**What you have to do**
Quote the entries in full, character for character, without their images.

[Begin Input]

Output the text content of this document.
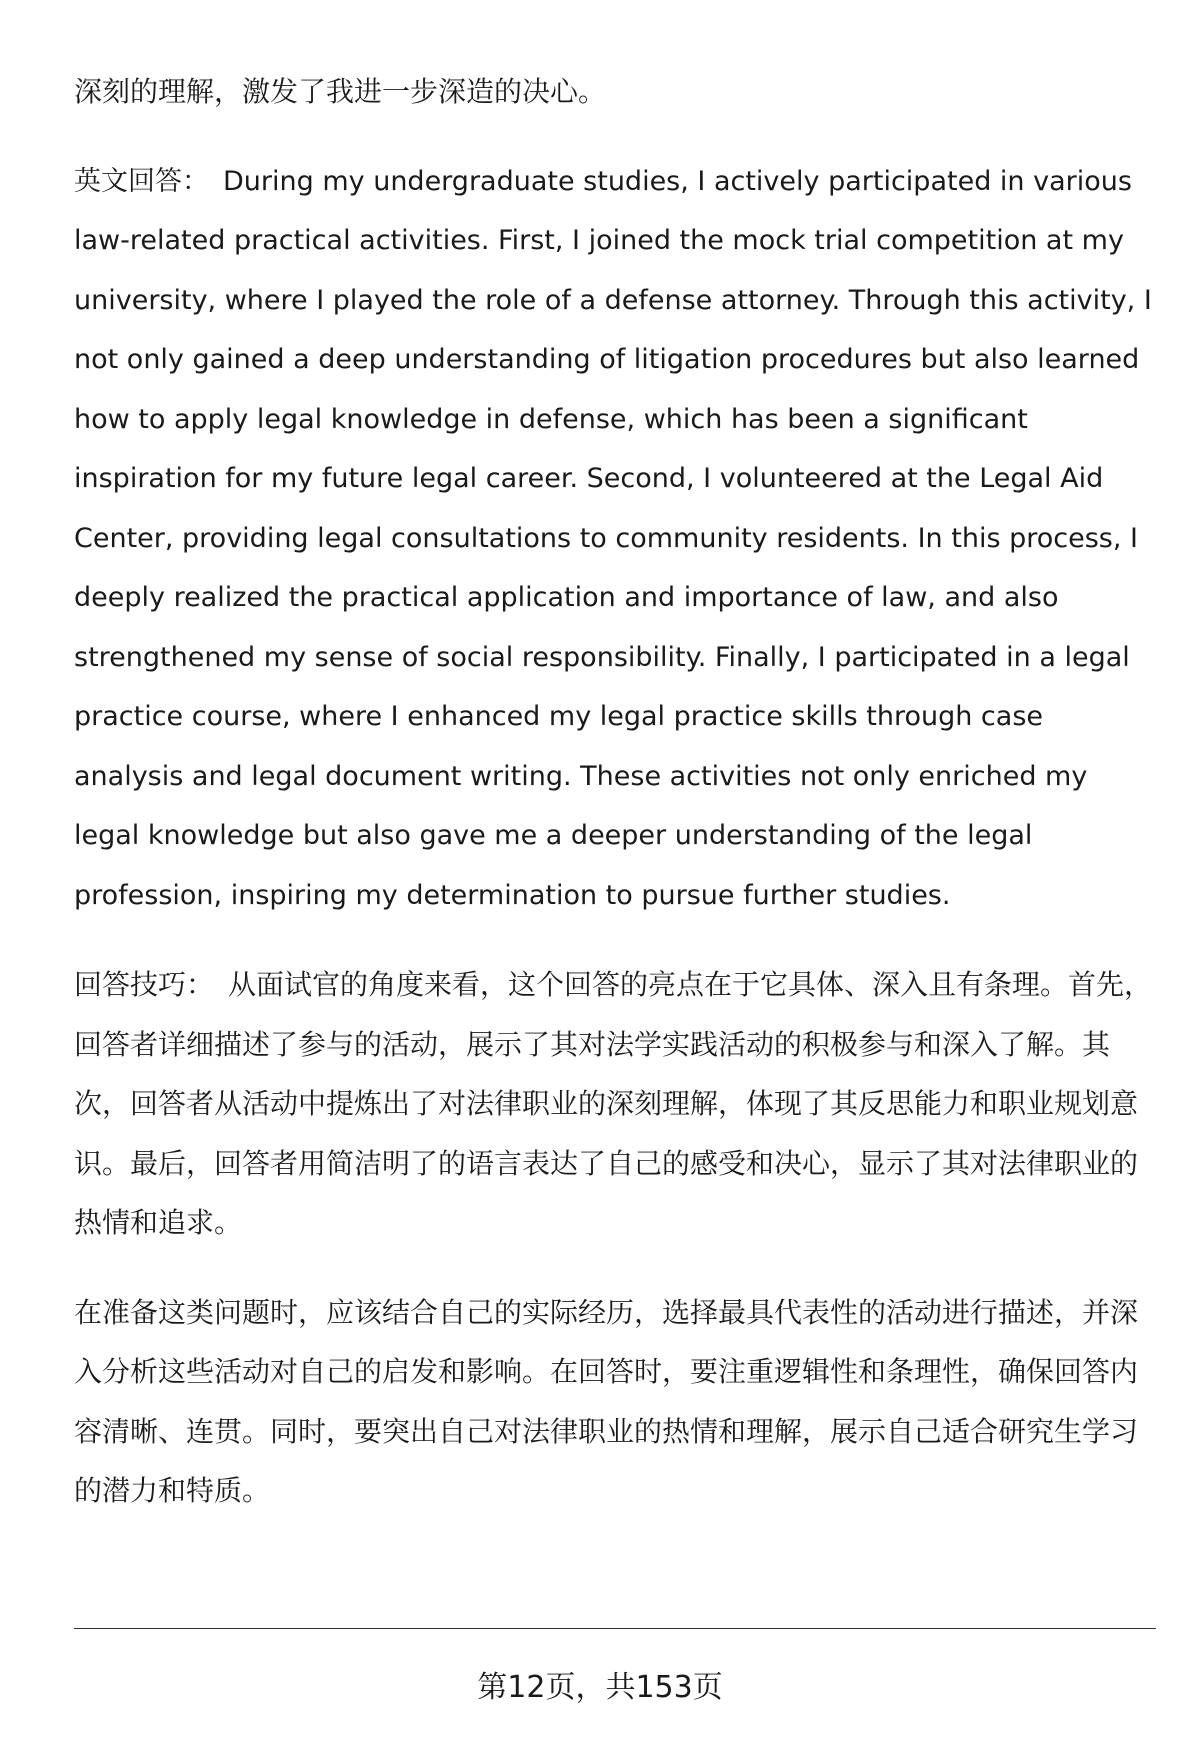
深刻的理解，激发了我进一步深造的决心。

英文回答： During my undergraduate studies, I actively participated in various law-related practical activities. First, I joined the mock trial competition at my university, where I played the role of a defense attorney. Through this activity, I not only gained a deep understanding of litigation procedures but also learned how to apply legal knowledge in defense, which has been a significant inspiration for my future legal career. Second, I volunteered at the Legal Aid Center, providing legal consultations to community residents. In this process, I deeply realized the practical application and importance of law, and also strengthened my sense of social responsibility. Finally, I participated in a legal practice course, where I enhanced my legal practice skills through case analysis and legal document writing. These activities not only enriched my legal knowledge but also gave me a deeper understanding of the legal profession, inspiring my determination to pursue further studies.

回答技巧： 从面试官的角度来看，这个回答的亮点在于它具体、深入且有条理。首先，回答者详细描述了参与的活动，展示了其对法学实践活动的积极参与和深入了解。其次，回答者从活动中提炼出了对法律职业的深刻理解，体现了其反思能力和职业规划意识。最后，回答者用简洁明了的语言表达了自己的感受和决心，显示了其对法律职业的热情和追求。

在准备这类问题时，应该结合自己的实际经历，选择最具代表性的活动进行描述，并深入分析这些活动对自己的启发和影响。在回答时，要注重逻辑性和条理性，确保回答内容清晰、连贯。同时，要突出自己对法律职业的热情和理解，展示自己适合研究生学习的潜力和特质。

第12页，共153页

[End Input]

**Exercise response**
Output the text content of this document.
深刻的理解，激发了我进一步深造的决心。

英文回答： During my undergraduate studies, I actively participated in various law-related practical activities. First, I joined the mock trial competition at my university, where I played the role of a defense attorney. Through this activity, I not only gained a deep understanding of litigation procedures but also learned how to apply legal knowledge in defense, which has been a significant inspiration for my future legal career. Second, I volunteered at the Legal Aid Center, providing legal consultations to community residents. In this process, I deeply realized the practical application and importance of law, and also strengthened my sense of social responsibility. Finally, I participated in a legal practice course, where I enhanced my legal practice skills through case analysis and legal document writing. These activities not only enriched my legal knowledge but also gave me a deeper understanding of the legal profession, inspiring my determination to pursue further studies.

回答技巧： 从面试官的角度来看，这个回答的亮点在于它具体、深入且有条理。首先，回答者详细描述了参与的活动，展示了其对法学实践活动的积极参与和深入了解。其次，回答者从活动中提炼出了对法律职业的深刻理解，体现了其反思能力和职业规划意识。最后，回答者用简洁明了的语言表达了自己的感受和决心，显示了其对法律职业的热情和追求。

在准备这类问题时，应该结合自己的实际经历，选择最具代表性的活动进行描述，并深入分析这些活动对自己的启发和影响。在回答时，要注重逻辑性和条理性，确保回答内容清晰、连贯。同时，要突出自己对法律职业的热情和理解，展示自己适合研究生学习的潜力和特质。

第12页，共153页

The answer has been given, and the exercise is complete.